(Items listed in a dataset)
◆ ◆ ◆ ◆ ◆ ◆ ◆

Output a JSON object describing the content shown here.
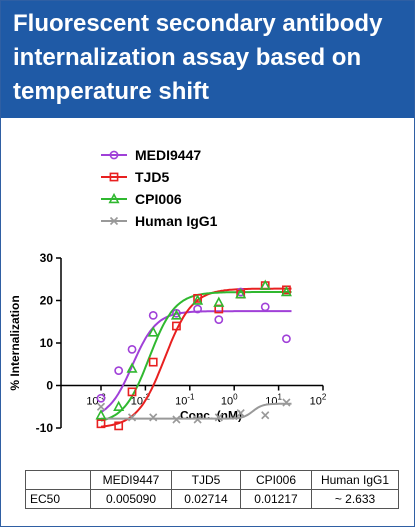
{
  "header": {
    "title": "Fluorescent secondary antibody internalization assay based on temperature shift",
    "background": "#1f5aa6",
    "text_color": "#ffffff"
  },
  "chart_data": {
    "type": "scatter",
    "title": "",
    "xlabel": "Conc. (nM)",
    "ylabel": "% Internalization",
    "x_scale": "log",
    "xlim": [
      0.001,
      100
    ],
    "ylim": [
      -10,
      30
    ],
    "x_ticks": [
      {
        "value": 0.001,
        "base": "10",
        "exp": "-3"
      },
      {
        "value": 0.01,
        "base": "10",
        "exp": "-2"
      },
      {
        "value": 0.1,
        "base": "10",
        "exp": "-1"
      },
      {
        "value": 1,
        "base": "10",
        "exp": "0"
      },
      {
        "value": 10,
        "base": "10",
        "exp": "1"
      },
      {
        "value": 100,
        "base": "10",
        "exp": "2"
      }
    ],
    "y_ticks": [
      -10,
      0,
      10,
      20,
      30
    ],
    "legend_position": "top",
    "series": [
      {
        "name": "MEDI9447",
        "marker": "circle",
        "color": "#a040d8",
        "x": [
          0.001,
          0.0025,
          0.005,
          0.015,
          0.05,
          0.15,
          0.45,
          1.4,
          5,
          15
        ],
        "y": [
          -3,
          3.5,
          8.5,
          16.5,
          17,
          18,
          15.5,
          22,
          18.5,
          11
        ],
        "fit": {
          "bottom": -8,
          "top": 17.5,
          "ec50": 0.00509,
          "hill": 1.6
        }
      },
      {
        "name": "TJD5",
        "marker": "square",
        "color": "#e82020",
        "x": [
          0.001,
          0.0025,
          0.005,
          0.015,
          0.05,
          0.15,
          0.45,
          1.4,
          5,
          15
        ],
        "y": [
          -9,
          -9.5,
          -1.5,
          5.5,
          14,
          20.5,
          18,
          21.5,
          23.5,
          22.5
        ],
        "fit": {
          "bottom": -10,
          "top": 22.8,
          "ec50": 0.02714,
          "hill": 1.4
        }
      },
      {
        "name": "CPI006",
        "marker": "triangle",
        "color": "#30b830",
        "x": [
          0.001,
          0.0025,
          0.005,
          0.015,
          0.05,
          0.15,
          0.45,
          1.4,
          5,
          15
        ],
        "y": [
          -7,
          -5,
          4,
          12.5,
          16.5,
          20,
          19.5,
          21.5,
          23.5,
          22
        ],
        "fit": {
          "bottom": -9,
          "top": 22,
          "ec50": 0.01217,
          "hill": 1.5
        }
      },
      {
        "name": "Human IgG1",
        "marker": "cross",
        "color": "#999999",
        "x": [
          0.001,
          0.005,
          0.015,
          0.05,
          0.15,
          0.45,
          1.4,
          5,
          15
        ],
        "y": [
          -5,
          -7.5,
          -7.5,
          -8,
          -8,
          -7.5,
          -6.5,
          -7,
          -4
        ],
        "fit": {
          "bottom": -7.8,
          "top": -4.3,
          "ec50": 2.633,
          "hill": 4
        }
      }
    ]
  },
  "table": {
    "headers": [
      "",
      "MEDI9447",
      "TJD5",
      "CPI006",
      "Human IgG1"
    ],
    "rows": [
      [
        "EC50",
        "0.005090",
        "0.02714",
        "0.01217",
        "~ 2.633"
      ]
    ]
  }
}
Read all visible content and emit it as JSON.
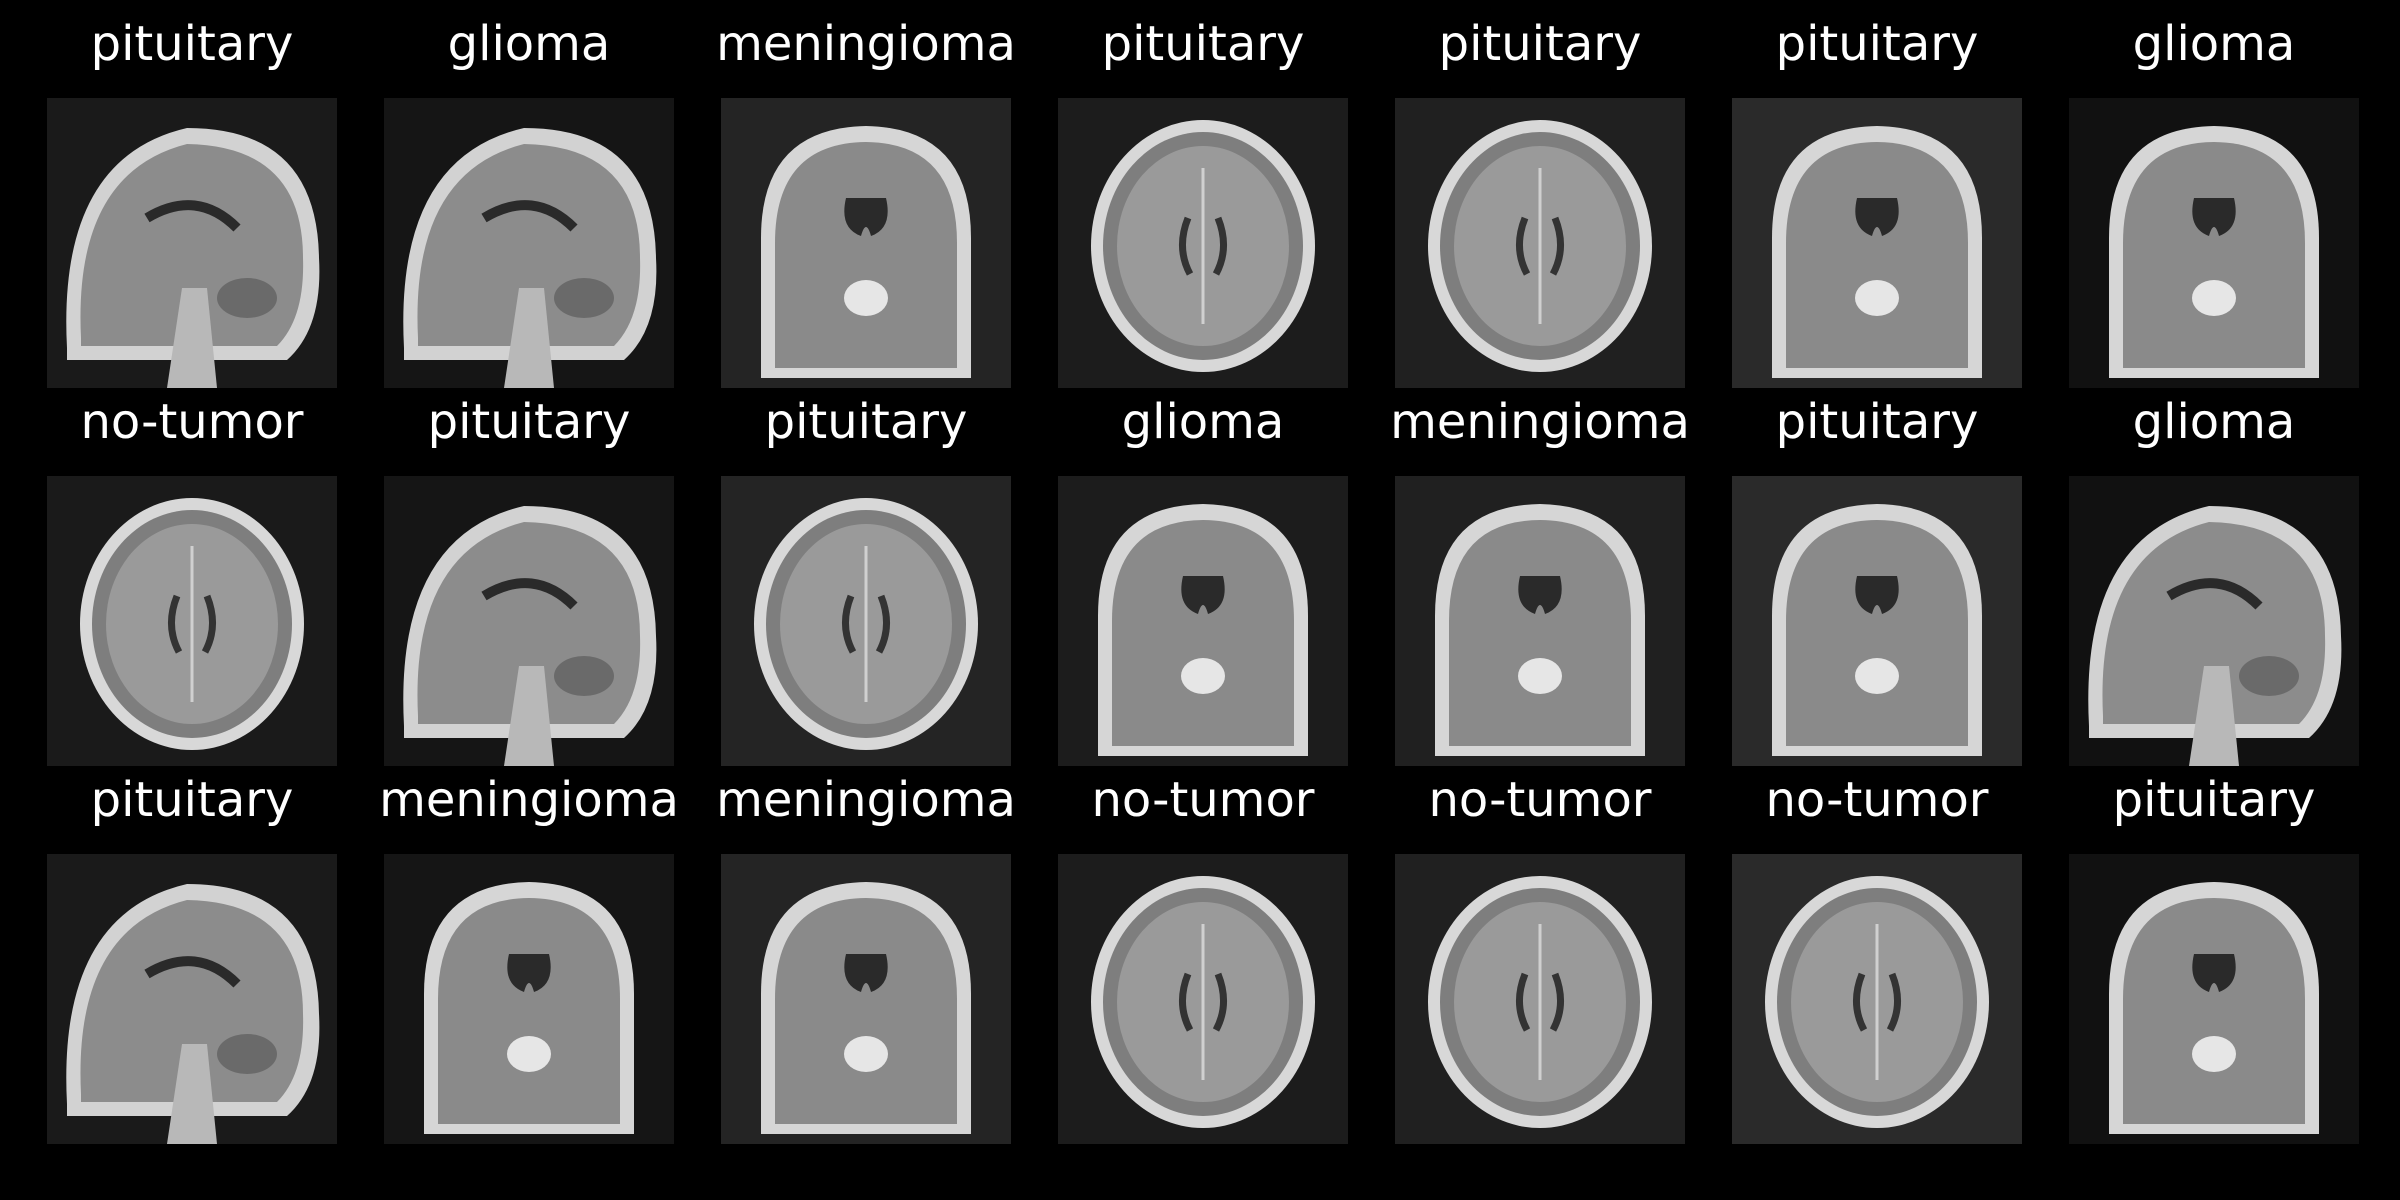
{
  "background": "#000000",
  "label_color": "#ffffff",
  "grid": {
    "rows": 3,
    "cols": 7,
    "items": [
      {
        "label": "pituitary",
        "view": "sagittal"
      },
      {
        "label": "glioma",
        "view": "sagittal"
      },
      {
        "label": "meningioma",
        "view": "coronal"
      },
      {
        "label": "pituitary",
        "view": "axial"
      },
      {
        "label": "pituitary",
        "view": "axial"
      },
      {
        "label": "pituitary",
        "view": "coronal"
      },
      {
        "label": "glioma",
        "view": "coronal"
      },
      {
        "label": "no-tumor",
        "view": "axial"
      },
      {
        "label": "pituitary",
        "view": "sagittal"
      },
      {
        "label": "pituitary",
        "view": "axial"
      },
      {
        "label": "glioma",
        "view": "coronal"
      },
      {
        "label": "meningioma",
        "view": "coronal"
      },
      {
        "label": "pituitary",
        "view": "coronal"
      },
      {
        "label": "glioma",
        "view": "sagittal"
      },
      {
        "label": "pituitary",
        "view": "sagittal"
      },
      {
        "label": "meningioma",
        "view": "coronal"
      },
      {
        "label": "meningioma",
        "view": "coronal"
      },
      {
        "label": "no-tumor",
        "view": "axial"
      },
      {
        "label": "no-tumor",
        "view": "axial"
      },
      {
        "label": "no-tumor",
        "view": "axial"
      },
      {
        "label": "pituitary",
        "view": "coronal"
      }
    ]
  }
}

◆ ◆ ◆ ◆ ◆ ◆ ◆

Task brief » Leave out the pictures and give the rest of the records again exactly.

Result for this task »
Output a JSON object describing the content shown here.
{
  "header": {
    "title": "Fluorescent secondary antibody internalization assay based on temperature shift",
    "background": "#1f5aa6",
    "text_color": "#ffffff"
  },
  "chart_data": {
    "type": "scatter",
    "title": "",
    "xlabel": "Conc. (nM)",
    "ylabel": "% Internalization",
    "x_scale": "log",
    "xlim": [
      0.001,
      100
    ],
    "ylim": [
      -10,
      30
    ],
    "x_ticks": [
      {
        "value": 0.001,
        "base": "10",
        "exp": "-3"
      },
      {
        "value": 0.01,
        "base": "10",
        "exp": "-2"
      },
      {
        "value": 0.1,
        "base": "10",
        "exp": "-1"
      },
      {
        "value": 1,
        "base": "10",
        "exp": "0"
      },
      {
        "value": 10,
        "base": "10",
        "exp": "1"
      },
      {
        "value": 100,
        "base": "10",
        "exp": "2"
      }
    ],
    "y_ticks": [
      -10,
      0,
      10,
      20,
      30
    ],
    "legend_position": "top",
    "series": [
      {
        "name": "MEDI9447",
        "marker": "circle",
        "color": "#a040d8",
        "x": [
          0.001,
          0.0025,
          0.005,
          0.015,
          0.05,
          0.15,
          0.45,
          1.4,
          5,
          15
        ],
        "y": [
          -3,
          3.5,
          8.5,
          16.5,
          17,
          18,
          15.5,
          22,
          18.5,
          11
        ],
        "fit": {
          "bottom": -8,
          "top": 17.5,
          "ec50": 0.00509,
          "hill": 1.6
        }
      },
      {
        "name": "TJD5",
        "marker": "square",
        "color": "#e82020",
        "x": [
          0.001,
          0.0025,
          0.005,
          0.015,
          0.05,
          0.15,
          0.45,
          1.4,
          5,
          15
        ],
        "y": [
          -9,
          -9.5,
          -1.5,
          5.5,
          14,
          20.5,
          18,
          21.5,
          23.5,
          22.5
        ],
        "fit": {
          "bottom": -10,
          "top": 22.8,
          "ec50": 0.02714,
          "hill": 1.4
        }
      },
      {
        "name": "CPI006",
        "marker": "triangle",
        "color": "#30b830",
        "x": [
          0.001,
          0.0025,
          0.005,
          0.015,
          0.05,
          0.15,
          0.45,
          1.4,
          5,
          15
        ],
        "y": [
          -7,
          -5,
          4,
          12.5,
          16.5,
          20,
          19.5,
          21.5,
          23.5,
          22
        ],
        "fit": {
          "bottom": -9,
          "top": 22,
          "ec50": 0.01217,
          "hill": 1.5
        }
      },
      {
        "name": "Human IgG1",
        "marker": "cross",
        "color": "#999999",
        "x": [
          0.001,
          0.005,
          0.015,
          0.05,
          0.15,
          0.45,
          1.4,
          5,
          15
        ],
        "y": [
          -5,
          -7.5,
          -7.5,
          -8,
          -8,
          -7.5,
          -6.5,
          -7,
          -4
        ],
        "fit": {
          "bottom": -7.8,
          "top": -4.3,
          "ec50": 2.633,
          "hill": 4
        }
      }
    ]
  },
  "table": {
    "headers": [
      "",
      "MEDI9447",
      "TJD5",
      "CPI006",
      "Human IgG1"
    ],
    "rows": [
      [
        "EC50",
        "0.005090",
        "0.02714",
        "0.01217",
        "~ 2.633"
      ]
    ]
  }
}
Read all visible content and emit it as JSON.
{
  "background": "#000000",
  "label_color": "#ffffff",
  "grid": {
    "rows": 3,
    "cols": 7,
    "items": [
      {
        "label": "pituitary",
        "view": "sagittal"
      },
      {
        "label": "glioma",
        "view": "sagittal"
      },
      {
        "label": "meningioma",
        "view": "coronal"
      },
      {
        "label": "pituitary",
        "view": "axial"
      },
      {
        "label": "pituitary",
        "view": "axial"
      },
      {
        "label": "pituitary",
        "view": "coronal"
      },
      {
        "label": "glioma",
        "view": "coronal"
      },
      {
        "label": "no-tumor",
        "view": "axial"
      },
      {
        "label": "pituitary",
        "view": "sagittal"
      },
      {
        "label": "pituitary",
        "view": "axial"
      },
      {
        "label": "glioma",
        "view": "coronal"
      },
      {
        "label": "meningioma",
        "view": "coronal"
      },
      {
        "label": "pituitary",
        "view": "coronal"
      },
      {
        "label": "glioma",
        "view": "sagittal"
      },
      {
        "label": "pituitary",
        "view": "sagittal"
      },
      {
        "label": "meningioma",
        "view": "coronal"
      },
      {
        "label": "meningioma",
        "view": "coronal"
      },
      {
        "label": "no-tumor",
        "view": "axial"
      },
      {
        "label": "no-tumor",
        "view": "axial"
      },
      {
        "label": "no-tumor",
        "view": "axial"
      },
      {
        "label": "pituitary",
        "view": "coronal"
      }
    ]
  }
}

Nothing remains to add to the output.